Output an exact reproduction of the data.

-- Information given --

* * *

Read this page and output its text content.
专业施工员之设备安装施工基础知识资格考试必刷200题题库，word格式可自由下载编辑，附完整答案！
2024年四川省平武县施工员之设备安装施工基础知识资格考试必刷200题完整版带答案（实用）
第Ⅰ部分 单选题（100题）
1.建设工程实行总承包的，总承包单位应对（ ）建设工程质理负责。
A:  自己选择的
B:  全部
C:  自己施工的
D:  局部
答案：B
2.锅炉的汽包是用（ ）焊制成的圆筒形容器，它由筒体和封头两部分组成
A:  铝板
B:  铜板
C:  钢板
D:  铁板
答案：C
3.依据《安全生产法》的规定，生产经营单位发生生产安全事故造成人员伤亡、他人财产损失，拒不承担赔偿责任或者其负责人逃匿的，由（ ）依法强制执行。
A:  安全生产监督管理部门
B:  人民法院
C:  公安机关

* * *

-- Worked answer --
Read this page and output its text content.
专业施工员之设备安装施工基础知识资格考试必刷200题题库，word格式可自由下载编辑，附完整答案！
2024年四川省平武县施工员之设备安装施工基础知识资格考试必刷200题完整版带答案（实用）
第Ⅰ部分 单选题（100题）
1.建设工程实行总承包的，总承包单位应对（ ）建设工程质理负责。
A:  自己选择的
B:  全部
C:  自己施工的
D:  局部
答案：B
2.锅炉的汽包是用（ ）焊制成的圆筒形容器，它由筒体和封头两部分组成
A:  铝板
B:  铜板
C:  钢板
D:  铁板
答案：C
3.依据《安全生产法》的规定，生产经营单位发生生产安全事故造成人员伤亡、他人财产损失，拒不承担赔偿责任或者其负责人逃匿的，由（ ）依法强制执行。
A:  安全生产监督管理部门
B:  人民法院
C:  公安机关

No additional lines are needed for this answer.